Return the count of lines that hold the string "stable", with no other words.
########
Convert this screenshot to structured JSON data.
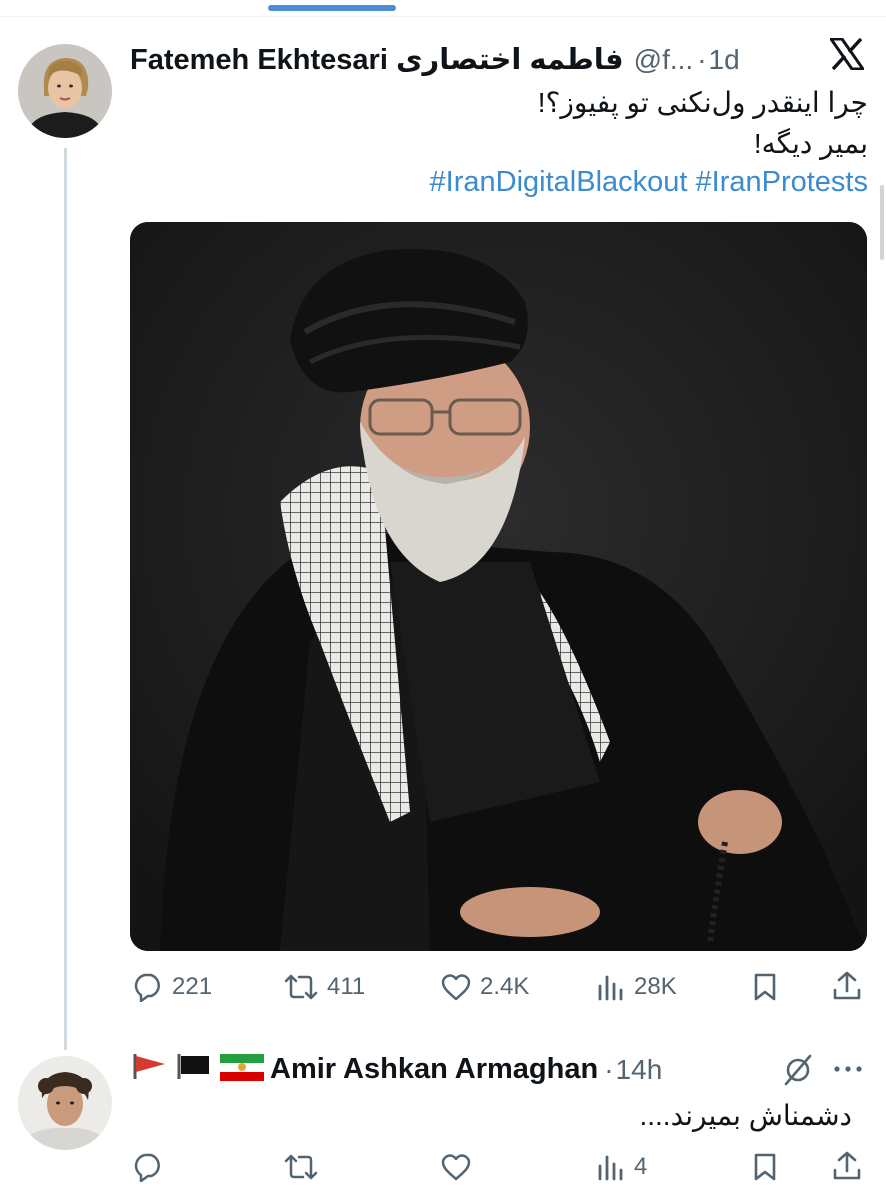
{
  "tweet": {
    "author_name": "Fatemeh Ekhtesari فاطمه اختصاری",
    "handle": "@f...",
    "separator": "·",
    "time": "1d",
    "text_line1": "چرا اینقدر ول‌نکنی تو پفیوز؟!",
    "text_line2": "بمیر دیگه!",
    "hashtags": "#IranDigitalBlackout #IranProtests",
    "stats": {
      "replies": "221",
      "reposts": "411",
      "likes": "2.4K",
      "views": "28K"
    }
  },
  "reply": {
    "author_name": "Amir Ashkan Armaghan",
    "separator": "·",
    "time": "14h",
    "text": "دشمناش بمیرند....",
    "stats": {
      "views": "4"
    }
  },
  "icons": {
    "platform": "x-logo-icon",
    "reply": "speech-bubble-icon",
    "repost": "repost-arrows-icon",
    "like": "heart-icon",
    "views": "bar-chart-icon",
    "bookmark": "bookmark-icon",
    "share": "share-upload-icon",
    "grok": "grok-slash-icon",
    "more": "more-dots-icon",
    "flags": [
      "red-flag-icon",
      "black-flag-icon",
      "iran-lion-sun-flag-icon"
    ]
  },
  "colors": {
    "hashtag": "#3b8bd0",
    "muted": "#536471",
    "thread_line": "#cfd9de"
  }
}
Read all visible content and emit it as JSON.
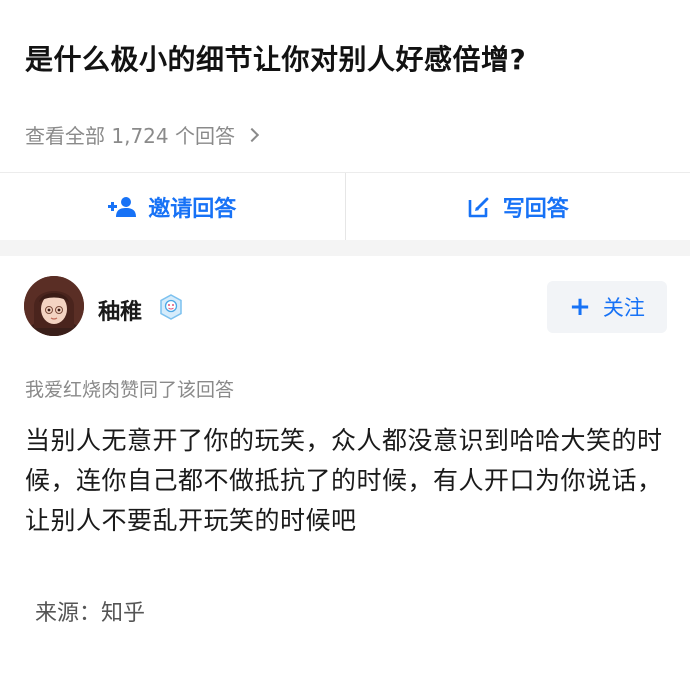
{
  "question": {
    "title": "是什么极小的细节让你对别人好感倍增?",
    "view_all_label": "查看全部 1,724 个回答"
  },
  "actions": {
    "invite_label": "邀请回答",
    "write_label": "写回答",
    "invite_icon": "add-user-icon",
    "write_icon": "edit-icon"
  },
  "answer": {
    "author_name": "秞稚",
    "badge_icon": "verified-badge-icon",
    "follow_label": "关注",
    "upvote_note": "我爱红烧肉赞同了该回答",
    "content": "当别人无意开了你的玩笑，众人都没意识到哈哈大笑的时候，连你自己都不做抵抗了的时候，有人开口为你说话，让别人不要乱开玩笑的时候吧",
    "source": "来源：知乎"
  },
  "colors": {
    "accent": "#1772f6",
    "muted_text": "#8a8a8a",
    "band": "#f4f4f4"
  }
}
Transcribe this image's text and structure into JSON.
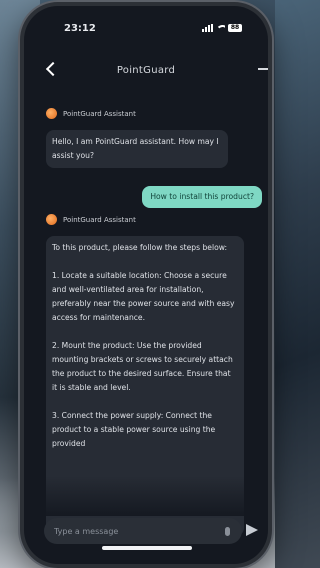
{
  "status_bar": {
    "time": "23:12",
    "battery": "88"
  },
  "header": {
    "title": "PointGuard"
  },
  "messages": {
    "m1": {
      "sender": "PointGuard Assistant",
      "text": "Hello, I am PointGuard assistant. How may I assist you?"
    },
    "m2": {
      "text": "How to install this product?"
    },
    "m3": {
      "sender": "PointGuard Assistant",
      "p1": "To this product, please follow the steps below:",
      "p2": "1. Locate a suitable location: Choose a secure and well-ventilated area for installation, preferably near the power source and with easy access for maintenance.",
      "p3": "2. Mount the product: Use the provided mounting brackets or screws to securely attach the product to the desired surface. Ensure that it is stable and level.",
      "p4": "3. Connect the power supply: Connect the product to a stable power source using the provided"
    }
  },
  "input": {
    "placeholder": "Type a message"
  },
  "colors": {
    "user_bubble": "#7fd8c4",
    "assistant_bubble": "#272c35",
    "screen_bg": "#141820",
    "avatar": "#e06a1c"
  },
  "icons": {
    "back": "back-icon",
    "more": "more-icon",
    "avatar": "avatar-icon",
    "mic": "mic-icon",
    "send": "send-icon"
  }
}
########
Reply to the task - 2